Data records
++++

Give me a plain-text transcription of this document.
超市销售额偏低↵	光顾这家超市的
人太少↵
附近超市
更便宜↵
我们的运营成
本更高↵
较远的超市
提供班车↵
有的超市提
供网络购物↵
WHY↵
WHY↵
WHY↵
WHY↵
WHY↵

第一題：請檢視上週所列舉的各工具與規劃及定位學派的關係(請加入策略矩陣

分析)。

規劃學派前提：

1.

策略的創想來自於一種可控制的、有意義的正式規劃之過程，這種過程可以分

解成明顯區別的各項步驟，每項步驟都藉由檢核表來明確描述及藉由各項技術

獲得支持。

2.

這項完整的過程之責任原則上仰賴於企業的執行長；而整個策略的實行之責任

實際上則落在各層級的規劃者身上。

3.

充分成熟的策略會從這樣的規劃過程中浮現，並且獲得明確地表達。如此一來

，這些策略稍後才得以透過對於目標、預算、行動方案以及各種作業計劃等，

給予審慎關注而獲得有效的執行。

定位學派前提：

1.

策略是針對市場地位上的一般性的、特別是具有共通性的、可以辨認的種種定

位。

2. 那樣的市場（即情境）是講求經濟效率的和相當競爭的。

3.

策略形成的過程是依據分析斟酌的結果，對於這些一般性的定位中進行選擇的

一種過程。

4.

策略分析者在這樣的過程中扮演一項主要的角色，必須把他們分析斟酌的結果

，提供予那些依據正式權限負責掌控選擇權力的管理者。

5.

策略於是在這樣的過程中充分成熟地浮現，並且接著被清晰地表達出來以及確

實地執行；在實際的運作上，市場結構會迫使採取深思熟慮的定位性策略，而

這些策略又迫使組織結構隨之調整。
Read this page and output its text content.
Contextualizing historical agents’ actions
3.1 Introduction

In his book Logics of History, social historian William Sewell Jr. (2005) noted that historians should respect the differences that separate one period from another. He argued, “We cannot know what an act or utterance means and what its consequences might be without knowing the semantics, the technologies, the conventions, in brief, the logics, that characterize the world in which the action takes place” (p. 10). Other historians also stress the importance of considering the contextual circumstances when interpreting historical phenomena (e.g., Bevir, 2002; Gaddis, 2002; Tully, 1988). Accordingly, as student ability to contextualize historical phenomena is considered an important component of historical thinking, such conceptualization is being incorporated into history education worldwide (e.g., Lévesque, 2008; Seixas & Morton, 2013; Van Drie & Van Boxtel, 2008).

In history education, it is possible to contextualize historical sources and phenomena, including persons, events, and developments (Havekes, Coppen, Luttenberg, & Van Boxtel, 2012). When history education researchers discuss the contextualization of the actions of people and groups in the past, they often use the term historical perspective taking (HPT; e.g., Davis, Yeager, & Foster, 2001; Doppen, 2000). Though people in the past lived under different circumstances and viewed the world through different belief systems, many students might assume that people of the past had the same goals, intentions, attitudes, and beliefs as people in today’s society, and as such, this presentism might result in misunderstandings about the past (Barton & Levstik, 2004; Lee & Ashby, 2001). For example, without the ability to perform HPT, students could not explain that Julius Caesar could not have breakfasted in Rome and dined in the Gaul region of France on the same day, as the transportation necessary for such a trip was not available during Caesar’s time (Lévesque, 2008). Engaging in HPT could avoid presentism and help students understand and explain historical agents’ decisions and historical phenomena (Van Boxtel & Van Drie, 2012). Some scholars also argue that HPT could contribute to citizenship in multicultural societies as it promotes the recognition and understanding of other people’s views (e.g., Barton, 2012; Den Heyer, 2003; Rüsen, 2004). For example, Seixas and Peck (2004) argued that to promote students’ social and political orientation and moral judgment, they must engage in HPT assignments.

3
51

++++

**BRIEF:** Output the entries exactly.

**THE OUTPUT:**
Give me a plain-text transcription of this document.
超市销售额偏低↵	光顾这家超市的
人太少↵
附近超市
更便宜↵
我们的运营成
本更高↵
较远的超市
提供班车↵
有的超市提
供网络购物↵
WHY↵
WHY↵
WHY↵
WHY↵
WHY↵

第一題：請檢視上週所列舉的各工具與規劃及定位學派的關係(請加入策略矩陣

分析)。

規劃學派前提：

1.

策略的創想來自於一種可控制的、有意義的正式規劃之過程，這種過程可以分

解成明顯區別的各項步驟，每項步驟都藉由檢核表來明確描述及藉由各項技術

獲得支持。

2.

這項完整的過程之責任原則上仰賴於企業的執行長；而整個策略的實行之責任

實際上則落在各層級的規劃者身上。

3.

充分成熟的策略會從這樣的規劃過程中浮現，並且獲得明確地表達。如此一來

，這些策略稍後才得以透過對於目標、預算、行動方案以及各種作業計劃等，

給予審慎關注而獲得有效的執行。

定位學派前提：

1.

策略是針對市場地位上的一般性的、特別是具有共通性的、可以辨認的種種定

位。

2. 那樣的市場（即情境）是講求經濟效率的和相當競爭的。

3.

策略形成的過程是依據分析斟酌的結果，對於這些一般性的定位中進行選擇的

一種過程。

4.

策略分析者在這樣的過程中扮演一項主要的角色，必須把他們分析斟酌的結果

，提供予那些依據正式權限負責掌控選擇權力的管理者。

5.

策略於是在這樣的過程中充分成熟地浮現，並且接著被清晰地表達出來以及確

實地執行；在實際的運作上，市場結構會迫使採取深思熟慮的定位性策略，而

這些策略又迫使組織結構隨之調整。
Read this page and output its text content.
Contextualizing historical agents’ actions
3.1 Introduction

In his book Logics of History, social historian William Sewell Jr. (2005) noted that historians should respect the differences that separate one period from another. He argued, “We cannot know what an act or utterance means and what its consequences might be without knowing the semantics, the technologies, the conventions, in brief, the logics, that characterize the world in which the action takes place” (p. 10). Other historians also stress the importance of considering the contextual circumstances when interpreting historical phenomena (e.g., Bevir, 2002; Gaddis, 2002; Tully, 1988). Accordingly, as student ability to contextualize historical phenomena is considered an important component of historical thinking, such conceptualization is being incorporated into history education worldwide (e.g., Lévesque, 2008; Seixas & Morton, 2013; Van Drie & Van Boxtel, 2008).

In history education, it is possible to contextualize historical sources and phenomena, including persons, events, and developments (Havekes, Coppen, Luttenberg, & Van Boxtel, 2012). When history education researchers discuss the contextualization of the actions of people and groups in the past, they often use the term historical perspective taking (HPT; e.g., Davis, Yeager, & Foster, 2001; Doppen, 2000). Though people in the past lived under different circumstances and viewed the world through different belief systems, many students might assume that people of the past had the same goals, intentions, attitudes, and beliefs as people in today’s society, and as such, this presentism might result in misunderstandings about the past (Barton & Levstik, 2004; Lee & Ashby, 2001). For example, without the ability to perform HPT, students could not explain that Julius Caesar could not have breakfasted in Rome and dined in the Gaul region of France on the same day, as the transportation necessary for such a trip was not available during Caesar’s time (Lévesque, 2008). Engaging in HPT could avoid presentism and help students understand and explain historical agents’ decisions and historical phenomena (Van Boxtel & Van Drie, 2012). Some scholars also argue that HPT could contribute to citizenship in multicultural societies as it promotes the recognition and understanding of other people’s views (e.g., Barton, 2012; Den Heyer, 2003; Rüsen, 2004). For example, Seixas and Peck (2004) argued that to promote students’ social and political orientation and moral judgment, they must engage in HPT assignments.

3
51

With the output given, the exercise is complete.